» Problem
All of the data should be repeated exactly; pictures are not part of the copy.

» Provided data
━━━━
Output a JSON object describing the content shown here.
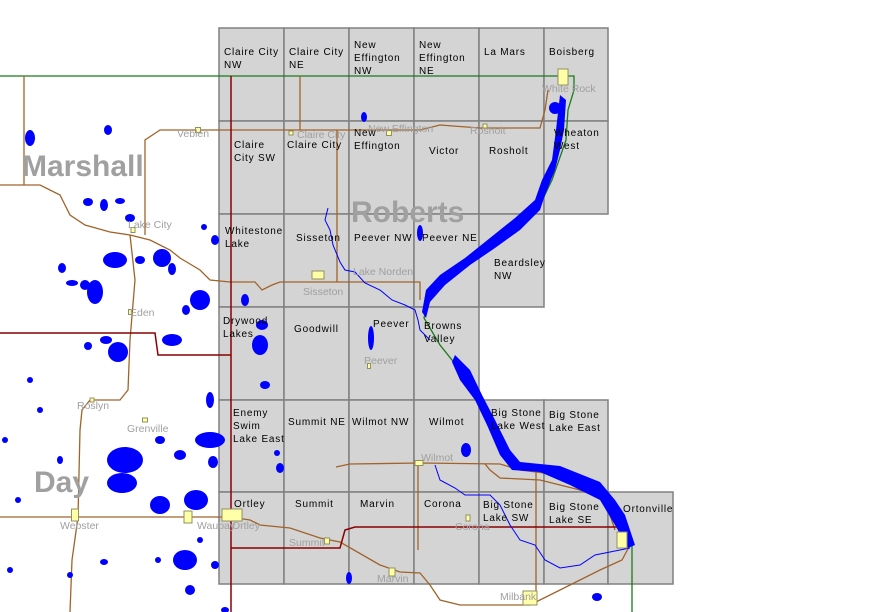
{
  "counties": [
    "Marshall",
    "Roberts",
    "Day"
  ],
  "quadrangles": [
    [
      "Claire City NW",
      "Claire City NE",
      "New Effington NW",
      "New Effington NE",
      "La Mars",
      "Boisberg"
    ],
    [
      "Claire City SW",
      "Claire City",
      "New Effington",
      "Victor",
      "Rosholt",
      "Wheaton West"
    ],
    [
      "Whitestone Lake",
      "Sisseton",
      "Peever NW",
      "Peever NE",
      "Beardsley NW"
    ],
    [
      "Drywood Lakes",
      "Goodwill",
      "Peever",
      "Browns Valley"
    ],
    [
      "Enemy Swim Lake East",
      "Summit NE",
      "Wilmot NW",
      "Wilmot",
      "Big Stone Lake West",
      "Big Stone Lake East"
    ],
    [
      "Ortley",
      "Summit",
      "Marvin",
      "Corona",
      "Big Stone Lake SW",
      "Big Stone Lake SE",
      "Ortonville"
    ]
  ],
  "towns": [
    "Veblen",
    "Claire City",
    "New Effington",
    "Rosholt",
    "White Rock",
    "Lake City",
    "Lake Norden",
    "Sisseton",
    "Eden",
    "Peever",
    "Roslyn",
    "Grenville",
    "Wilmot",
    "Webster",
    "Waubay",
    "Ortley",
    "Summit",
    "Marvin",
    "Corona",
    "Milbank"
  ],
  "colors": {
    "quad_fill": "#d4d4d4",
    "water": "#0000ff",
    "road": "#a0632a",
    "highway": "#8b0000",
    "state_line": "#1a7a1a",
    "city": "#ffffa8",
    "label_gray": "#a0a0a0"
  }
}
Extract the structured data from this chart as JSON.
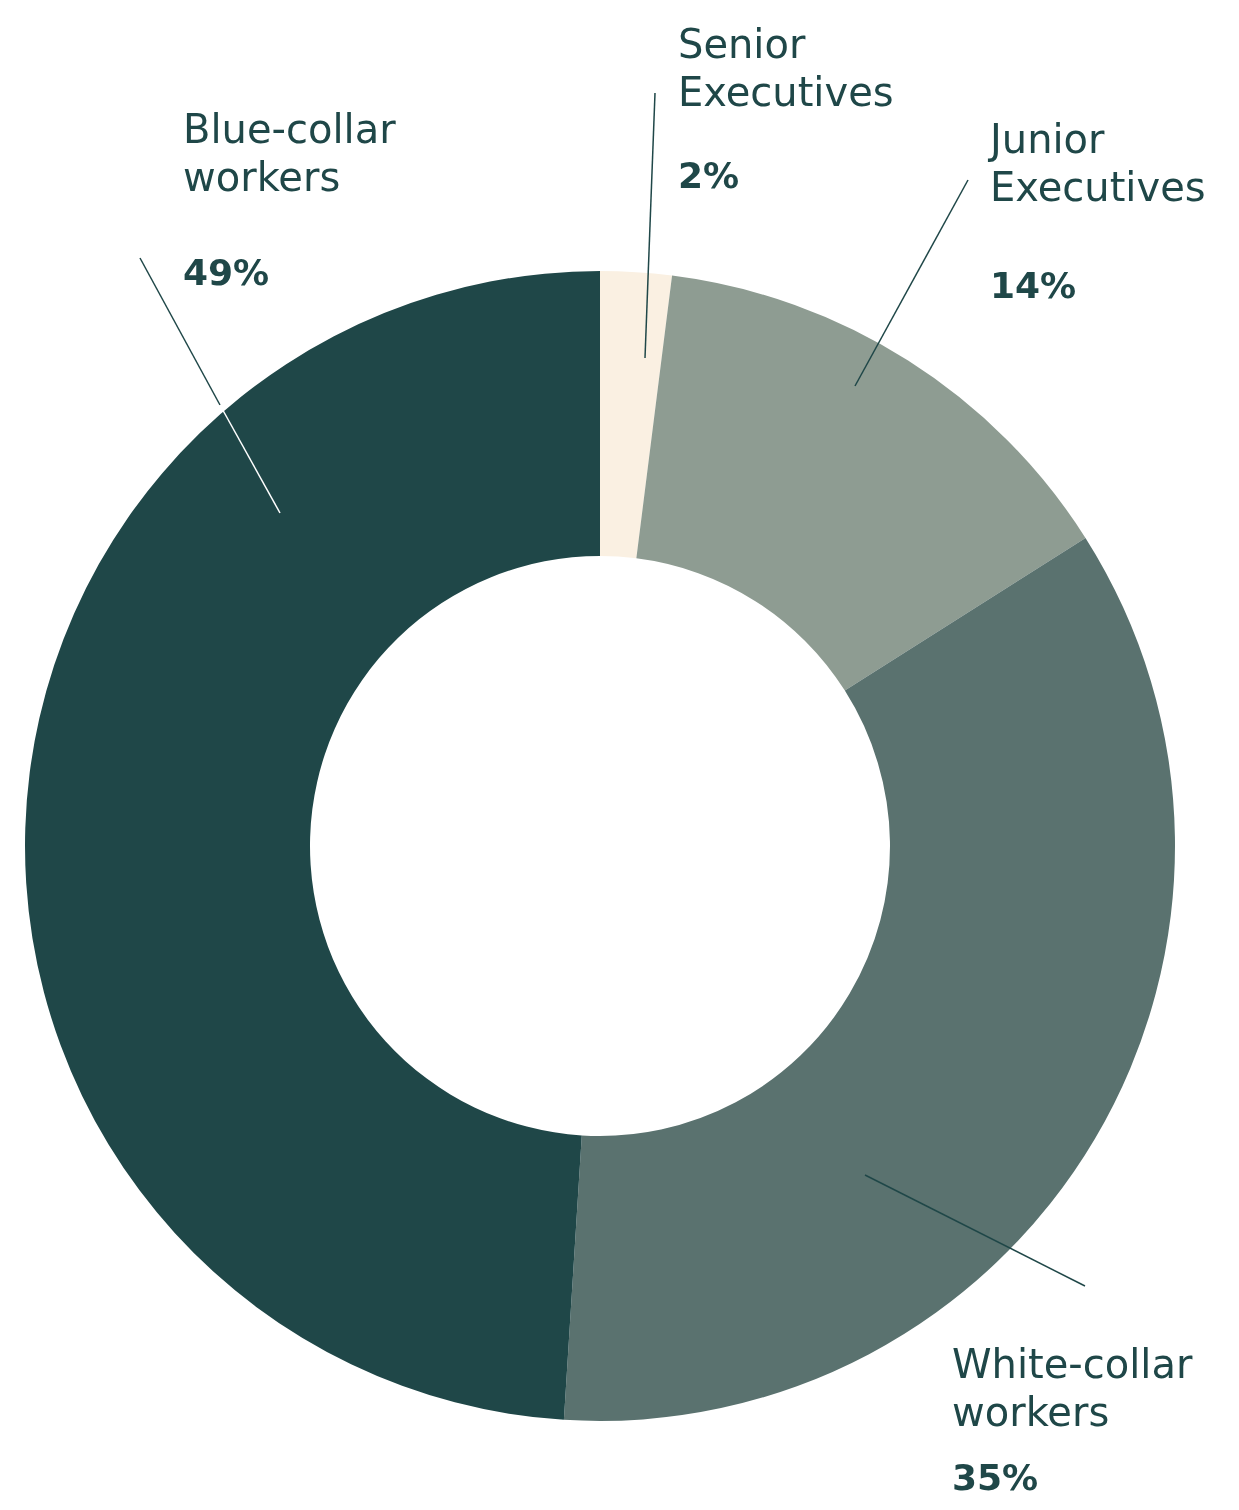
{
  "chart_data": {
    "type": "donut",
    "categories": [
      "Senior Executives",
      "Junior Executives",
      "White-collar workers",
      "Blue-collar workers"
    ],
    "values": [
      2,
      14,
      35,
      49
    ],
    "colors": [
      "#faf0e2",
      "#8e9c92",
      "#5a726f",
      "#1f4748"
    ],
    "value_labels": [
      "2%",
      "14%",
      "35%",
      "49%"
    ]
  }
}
━━━━
» Solution for this exercise
Output a JSON object describing the content shown here.
{
  "counties": [
    "Marshall",
    "Roberts",
    "Day"
  ],
  "quadrangles": [
    [
      "Claire City NW",
      "Claire City NE",
      "New Effington NW",
      "New Effington NE",
      "La Mars",
      "Boisberg"
    ],
    [
      "Claire City SW",
      "Claire City",
      "New Effington",
      "Victor",
      "Rosholt",
      "Wheaton West"
    ],
    [
      "Whitestone Lake",
      "Sisseton",
      "Peever NW",
      "Peever NE",
      "Beardsley NW"
    ],
    [
      "Drywood Lakes",
      "Goodwill",
      "Peever",
      "Browns Valley"
    ],
    [
      "Enemy Swim Lake East",
      "Summit NE",
      "Wilmot NW",
      "Wilmot",
      "Big Stone Lake West",
      "Big Stone Lake East"
    ],
    [
      "Ortley",
      "Summit",
      "Marvin",
      "Corona",
      "Big Stone Lake SW",
      "Big Stone Lake SE",
      "Ortonville"
    ]
  ],
  "towns": [
    "Veblen",
    "Claire City",
    "New Effington",
    "Rosholt",
    "White Rock",
    "Lake City",
    "Lake Norden",
    "Sisseton",
    "Eden",
    "Peever",
    "Roslyn",
    "Grenville",
    "Wilmot",
    "Webster",
    "Waubay",
    "Ortley",
    "Summit",
    "Marvin",
    "Corona",
    "Milbank"
  ],
  "colors": {
    "quad_fill": "#d4d4d4",
    "water": "#0000ff",
    "road": "#a0632a",
    "highway": "#8b0000",
    "state_line": "#1a7a1a",
    "city": "#ffffa8",
    "label_gray": "#a0a0a0"
  }
}
Extract the structured data from this chart as JSON.
{
  "chart_data": {
    "type": "donut",
    "categories": [
      "Senior Executives",
      "Junior Executives",
      "White-collar workers",
      "Blue-collar workers"
    ],
    "values": [
      2,
      14,
      35,
      49
    ],
    "colors": [
      "#faf0e2",
      "#8e9c92",
      "#5a726f",
      "#1f4748"
    ],
    "value_labels": [
      "2%",
      "14%",
      "35%",
      "49%"
    ]
  }
}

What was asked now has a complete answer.